***** Records for this task *****

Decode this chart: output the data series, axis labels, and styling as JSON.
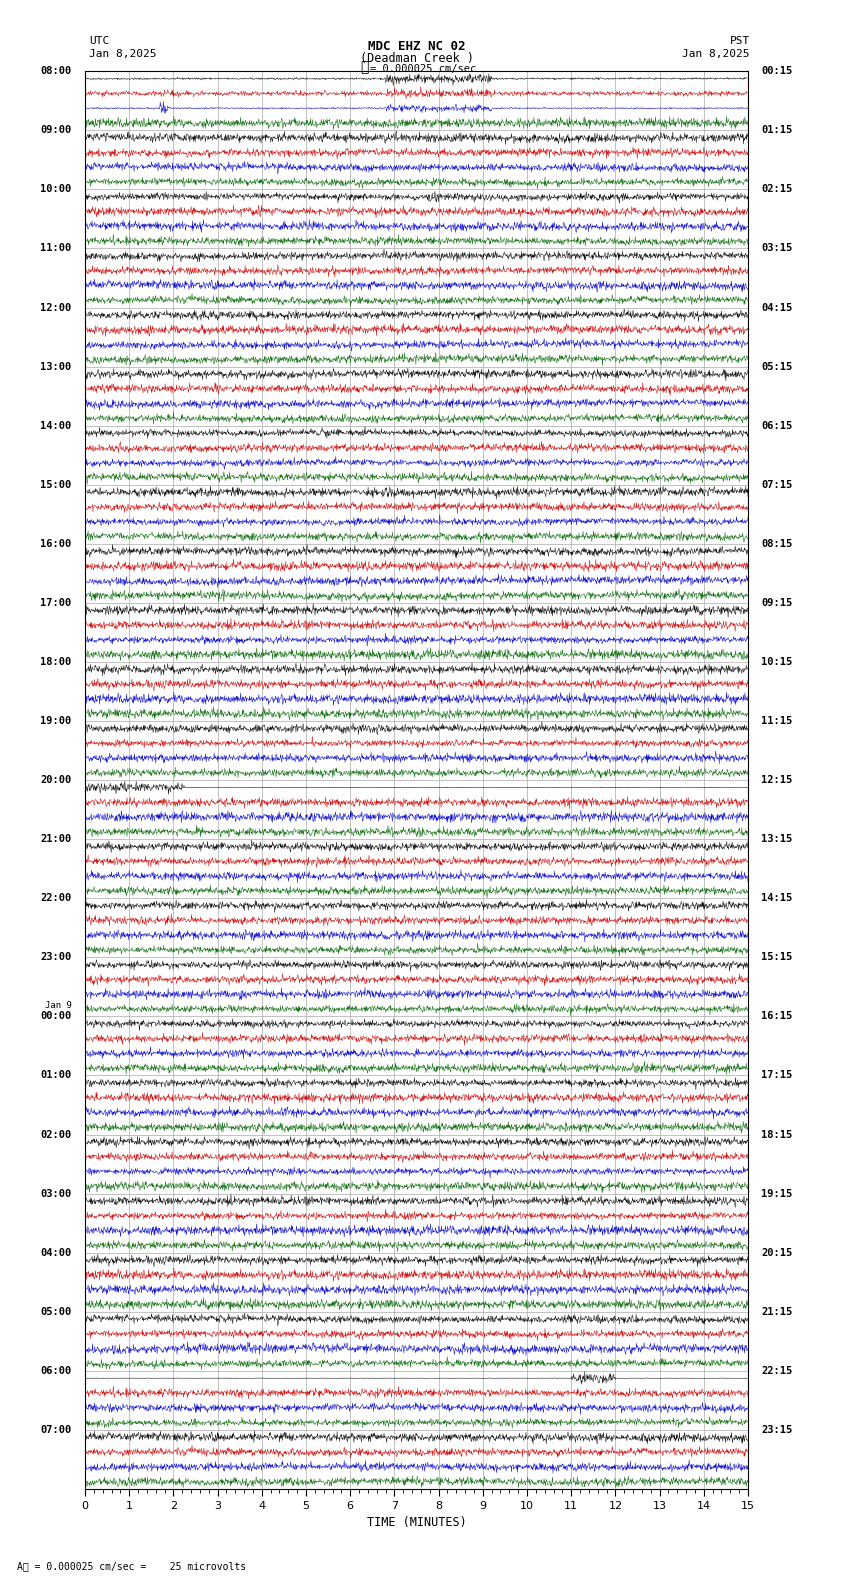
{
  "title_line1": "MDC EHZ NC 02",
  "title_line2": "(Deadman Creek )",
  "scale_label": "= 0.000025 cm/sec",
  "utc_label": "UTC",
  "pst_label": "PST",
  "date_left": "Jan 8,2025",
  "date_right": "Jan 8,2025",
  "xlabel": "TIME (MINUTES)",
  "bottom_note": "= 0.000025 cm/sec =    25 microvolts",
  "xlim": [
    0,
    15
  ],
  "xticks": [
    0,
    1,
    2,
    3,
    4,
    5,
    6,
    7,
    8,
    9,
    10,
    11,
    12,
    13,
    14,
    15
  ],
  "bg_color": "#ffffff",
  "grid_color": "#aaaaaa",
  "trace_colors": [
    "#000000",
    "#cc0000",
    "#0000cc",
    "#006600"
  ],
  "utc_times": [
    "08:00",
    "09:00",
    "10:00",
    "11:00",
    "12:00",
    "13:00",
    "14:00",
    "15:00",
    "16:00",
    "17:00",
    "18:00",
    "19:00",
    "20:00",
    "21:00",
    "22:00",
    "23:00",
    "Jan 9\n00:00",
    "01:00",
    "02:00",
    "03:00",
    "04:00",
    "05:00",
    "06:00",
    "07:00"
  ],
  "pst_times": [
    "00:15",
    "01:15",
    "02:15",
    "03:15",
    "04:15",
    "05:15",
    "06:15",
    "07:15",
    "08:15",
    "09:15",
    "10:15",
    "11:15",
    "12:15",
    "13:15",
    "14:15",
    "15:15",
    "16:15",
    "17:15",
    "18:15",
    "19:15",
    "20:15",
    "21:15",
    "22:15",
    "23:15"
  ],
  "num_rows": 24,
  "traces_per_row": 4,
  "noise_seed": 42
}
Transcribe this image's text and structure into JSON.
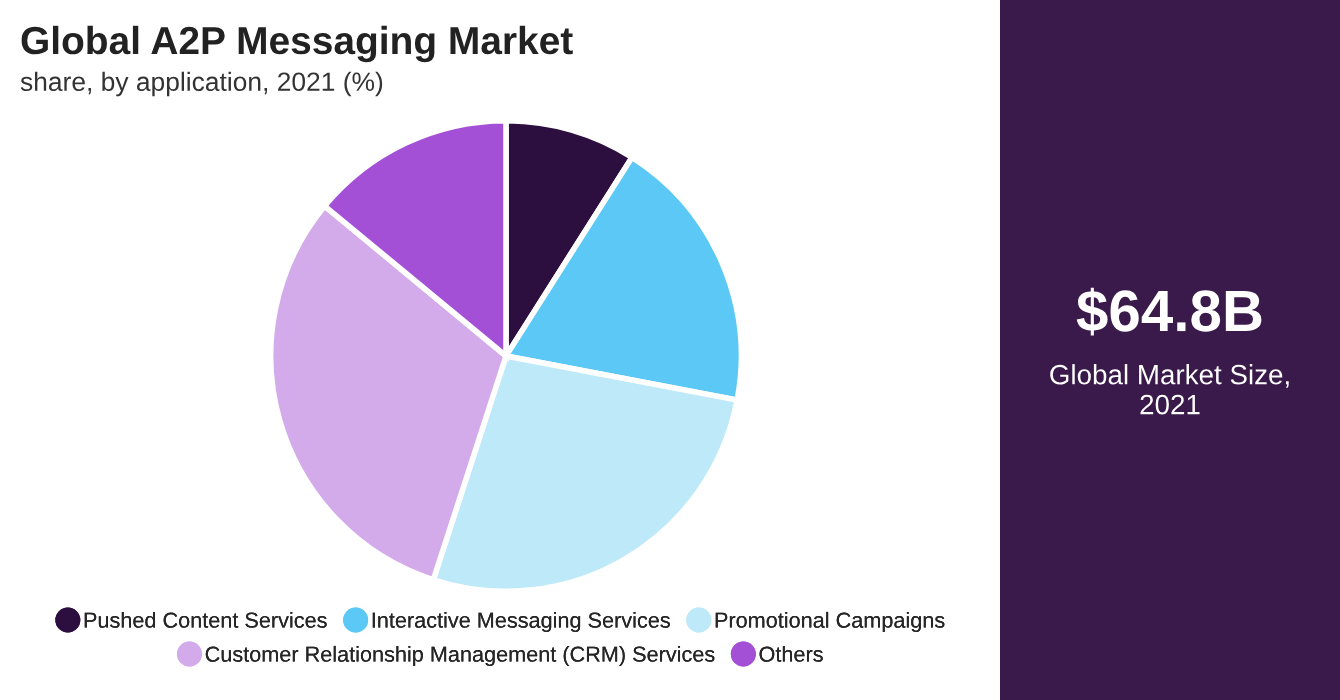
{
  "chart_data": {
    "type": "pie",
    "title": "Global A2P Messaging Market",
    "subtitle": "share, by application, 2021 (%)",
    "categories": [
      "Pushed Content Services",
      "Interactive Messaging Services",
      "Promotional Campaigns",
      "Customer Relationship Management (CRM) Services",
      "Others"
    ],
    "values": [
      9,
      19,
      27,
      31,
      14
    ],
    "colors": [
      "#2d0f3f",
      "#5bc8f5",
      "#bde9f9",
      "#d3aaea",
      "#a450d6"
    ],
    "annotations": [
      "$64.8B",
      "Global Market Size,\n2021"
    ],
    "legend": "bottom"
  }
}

*****

• _Exercise description_: Copy down every line of the entries containing the word "Services".

• _Answer to this exercise_:
      "Pushed Content Services",
      "Interactive Messaging Services",
      "Customer Relationship Management (CRM) Services",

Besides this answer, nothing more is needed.